_Exercise:_ Emit the data below verbatim, stripping out any pictures.
** Start of Dataset content **
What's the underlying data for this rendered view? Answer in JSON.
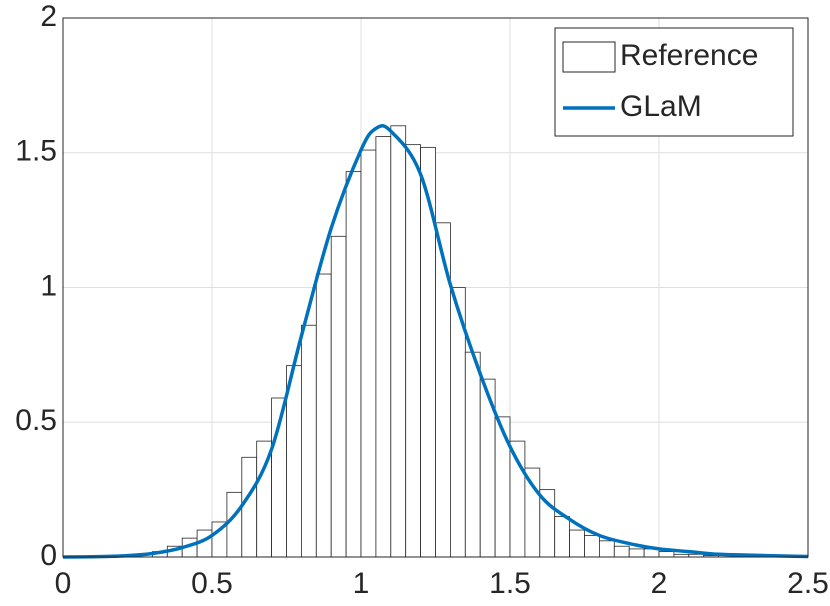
{
  "chart_data": {
    "type": "histogram",
    "bins": [
      0.2,
      0.25,
      0.3,
      0.35,
      0.4,
      0.45,
      0.5,
      0.55,
      0.6,
      0.65,
      0.7,
      0.75,
      0.8,
      0.85,
      0.9,
      0.95,
      1.0,
      1.05,
      1.1,
      1.15,
      1.2,
      1.25,
      1.3,
      1.35,
      1.4,
      1.45,
      1.5,
      1.55,
      1.6,
      1.65,
      1.7,
      1.75,
      1.8,
      1.85,
      1.9,
      1.95,
      2.0,
      2.05,
      2.1,
      2.15,
      2.2
    ],
    "counts": [
      0.005,
      0.01,
      0.02,
      0.04,
      0.07,
      0.1,
      0.13,
      0.24,
      0.37,
      0.43,
      0.59,
      0.71,
      0.86,
      1.05,
      1.19,
      1.43,
      1.51,
      1.56,
      1.6,
      1.53,
      1.52,
      1.24,
      1.0,
      0.76,
      0.66,
      0.52,
      0.43,
      0.33,
      0.25,
      0.15,
      0.1,
      0.08,
      0.06,
      0.04,
      0.03,
      0.03,
      0.02,
      0.01,
      0.01,
      0.005
    ],
    "hist_name": "Reference",
    "hist_color": "#ffffff",
    "line": {
      "name": "GLaM",
      "color": "#0072bd",
      "x": [
        0,
        0.1,
        0.2,
        0.3,
        0.4,
        0.5,
        0.6,
        0.7,
        0.8,
        0.9,
        1.0,
        1.05,
        1.1,
        1.2,
        1.3,
        1.4,
        1.5,
        1.6,
        1.7,
        1.8,
        1.9,
        2.0,
        2.1,
        2.2,
        2.3,
        2.4,
        2.5
      ],
      "values": [
        0,
        0.001,
        0.004,
        0.013,
        0.035,
        0.08,
        0.19,
        0.4,
        0.82,
        1.22,
        1.51,
        1.59,
        1.58,
        1.42,
        1.01,
        0.68,
        0.41,
        0.23,
        0.14,
        0.08,
        0.05,
        0.03,
        0.02,
        0.01,
        0.007,
        0.004,
        0.002
      ]
    },
    "xlim": [
      0,
      2.5
    ],
    "ylim": [
      0,
      2
    ],
    "xticks": [
      0,
      0.5,
      1,
      1.5,
      2,
      2.5
    ],
    "yticks": [
      0,
      0.5,
      1,
      1.5,
      2
    ],
    "grid": true,
    "legend": "top-right"
  }
}
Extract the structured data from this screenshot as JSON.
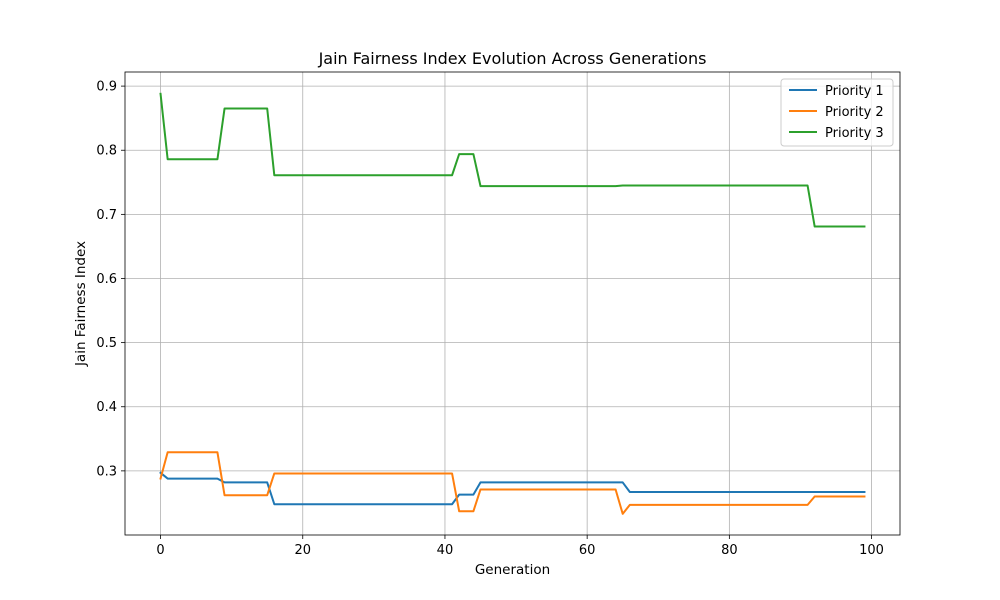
{
  "chart_data": {
    "type": "line",
    "title": "Jain Fairness Index Evolution Across Generations",
    "xlabel": "Generation",
    "ylabel": "Jain Fairness Index",
    "xlim": [
      -5,
      104
    ],
    "ylim": [
      0.2,
      0.922
    ],
    "xticks": [
      0,
      20,
      40,
      60,
      80,
      100
    ],
    "yticks": [
      0.3,
      0.4,
      0.5,
      0.6,
      0.7,
      0.8,
      0.9
    ],
    "ytick_labels": [
      "0.3",
      "0.4",
      "0.5",
      "0.6",
      "0.7",
      "0.8",
      "0.9"
    ],
    "grid": true,
    "legend_position": "top-right",
    "series": [
      {
        "name": "Priority 1",
        "color": "#1f77b4",
        "points": [
          [
            0,
            0.297
          ],
          [
            1,
            0.288
          ],
          [
            8,
            0.288
          ],
          [
            9,
            0.282
          ],
          [
            15,
            0.282
          ],
          [
            16,
            0.248
          ],
          [
            41,
            0.248
          ],
          [
            42,
            0.263
          ],
          [
            44,
            0.263
          ],
          [
            45,
            0.282
          ],
          [
            65,
            0.282
          ],
          [
            66,
            0.267
          ],
          [
            99,
            0.267
          ]
        ]
      },
      {
        "name": "Priority 2",
        "color": "#ff7f0e",
        "points": [
          [
            0,
            0.288
          ],
          [
            1,
            0.329
          ],
          [
            8,
            0.329
          ],
          [
            9,
            0.262
          ],
          [
            15,
            0.262
          ],
          [
            16,
            0.296
          ],
          [
            41,
            0.296
          ],
          [
            42,
            0.237
          ],
          [
            44,
            0.237
          ],
          [
            45,
            0.271
          ],
          [
            64,
            0.271
          ],
          [
            65,
            0.233
          ],
          [
            66,
            0.247
          ],
          [
            91,
            0.247
          ],
          [
            92,
            0.26
          ],
          [
            99,
            0.26
          ]
        ]
      },
      {
        "name": "Priority 3",
        "color": "#2ca02c",
        "points": [
          [
            0,
            0.888
          ],
          [
            1,
            0.786
          ],
          [
            8,
            0.786
          ],
          [
            9,
            0.865
          ],
          [
            15,
            0.865
          ],
          [
            16,
            0.761
          ],
          [
            41,
            0.761
          ],
          [
            42,
            0.794
          ],
          [
            44,
            0.794
          ],
          [
            45,
            0.744
          ],
          [
            64,
            0.744
          ],
          [
            65,
            0.745
          ],
          [
            91,
            0.745
          ],
          [
            92,
            0.681
          ],
          [
            99,
            0.681
          ]
        ]
      }
    ]
  }
}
** End of Dataset content **
_Expected answer:_
What's the underlying data for this rendered view? Answer in JSON.
{
  "chart_data": {
    "type": "histogram",
    "bins": [
      0.2,
      0.25,
      0.3,
      0.35,
      0.4,
      0.45,
      0.5,
      0.55,
      0.6,
      0.65,
      0.7,
      0.75,
      0.8,
      0.85,
      0.9,
      0.95,
      1.0,
      1.05,
      1.1,
      1.15,
      1.2,
      1.25,
      1.3,
      1.35,
      1.4,
      1.45,
      1.5,
      1.55,
      1.6,
      1.65,
      1.7,
      1.75,
      1.8,
      1.85,
      1.9,
      1.95,
      2.0,
      2.05,
      2.1,
      2.15,
      2.2
    ],
    "counts": [
      0.005,
      0.01,
      0.02,
      0.04,
      0.07,
      0.1,
      0.13,
      0.24,
      0.37,
      0.43,
      0.59,
      0.71,
      0.86,
      1.05,
      1.19,
      1.43,
      1.51,
      1.56,
      1.6,
      1.53,
      1.52,
      1.24,
      1.0,
      0.76,
      0.66,
      0.52,
      0.43,
      0.33,
      0.25,
      0.15,
      0.1,
      0.08,
      0.06,
      0.04,
      0.03,
      0.03,
      0.02,
      0.01,
      0.01,
      0.005
    ],
    "hist_name": "Reference",
    "hist_color": "#ffffff",
    "line": {
      "name": "GLaM",
      "color": "#0072bd",
      "x": [
        0,
        0.1,
        0.2,
        0.3,
        0.4,
        0.5,
        0.6,
        0.7,
        0.8,
        0.9,
        1.0,
        1.05,
        1.1,
        1.2,
        1.3,
        1.4,
        1.5,
        1.6,
        1.7,
        1.8,
        1.9,
        2.0,
        2.1,
        2.2,
        2.3,
        2.4,
        2.5
      ],
      "values": [
        0,
        0.001,
        0.004,
        0.013,
        0.035,
        0.08,
        0.19,
        0.4,
        0.82,
        1.22,
        1.51,
        1.59,
        1.58,
        1.42,
        1.01,
        0.68,
        0.41,
        0.23,
        0.14,
        0.08,
        0.05,
        0.03,
        0.02,
        0.01,
        0.007,
        0.004,
        0.002
      ]
    },
    "xlim": [
      0,
      2.5
    ],
    "ylim": [
      0,
      2
    ],
    "xticks": [
      0,
      0.5,
      1,
      1.5,
      2,
      2.5
    ],
    "yticks": [
      0,
      0.5,
      1,
      1.5,
      2
    ],
    "grid": true,
    "legend": "top-right"
  }
}
Extract the structured data from this screenshot as JSON.
{
  "chart_data": {
    "type": "line",
    "title": "Jain Fairness Index Evolution Across Generations",
    "xlabel": "Generation",
    "ylabel": "Jain Fairness Index",
    "xlim": [
      -5,
      104
    ],
    "ylim": [
      0.2,
      0.922
    ],
    "xticks": [
      0,
      20,
      40,
      60,
      80,
      100
    ],
    "yticks": [
      0.3,
      0.4,
      0.5,
      0.6,
      0.7,
      0.8,
      0.9
    ],
    "ytick_labels": [
      "0.3",
      "0.4",
      "0.5",
      "0.6",
      "0.7",
      "0.8",
      "0.9"
    ],
    "grid": true,
    "legend_position": "top-right",
    "series": [
      {
        "name": "Priority 1",
        "color": "#1f77b4",
        "points": [
          [
            0,
            0.297
          ],
          [
            1,
            0.288
          ],
          [
            8,
            0.288
          ],
          [
            9,
            0.282
          ],
          [
            15,
            0.282
          ],
          [
            16,
            0.248
          ],
          [
            41,
            0.248
          ],
          [
            42,
            0.263
          ],
          [
            44,
            0.263
          ],
          [
            45,
            0.282
          ],
          [
            65,
            0.282
          ],
          [
            66,
            0.267
          ],
          [
            99,
            0.267
          ]
        ]
      },
      {
        "name": "Priority 2",
        "color": "#ff7f0e",
        "points": [
          [
            0,
            0.288
          ],
          [
            1,
            0.329
          ],
          [
            8,
            0.329
          ],
          [
            9,
            0.262
          ],
          [
            15,
            0.262
          ],
          [
            16,
            0.296
          ],
          [
            41,
            0.296
          ],
          [
            42,
            0.237
          ],
          [
            44,
            0.237
          ],
          [
            45,
            0.271
          ],
          [
            64,
            0.271
          ],
          [
            65,
            0.233
          ],
          [
            66,
            0.247
          ],
          [
            91,
            0.247
          ],
          [
            92,
            0.26
          ],
          [
            99,
            0.26
          ]
        ]
      },
      {
        "name": "Priority 3",
        "color": "#2ca02c",
        "points": [
          [
            0,
            0.888
          ],
          [
            1,
            0.786
          ],
          [
            8,
            0.786
          ],
          [
            9,
            0.865
          ],
          [
            15,
            0.865
          ],
          [
            16,
            0.761
          ],
          [
            41,
            0.761
          ],
          [
            42,
            0.794
          ],
          [
            44,
            0.794
          ],
          [
            45,
            0.744
          ],
          [
            64,
            0.744
          ],
          [
            65,
            0.745
          ],
          [
            91,
            0.745
          ],
          [
            92,
            0.681
          ],
          [
            99,
            0.681
          ]
        ]
      }
    ]
  }
}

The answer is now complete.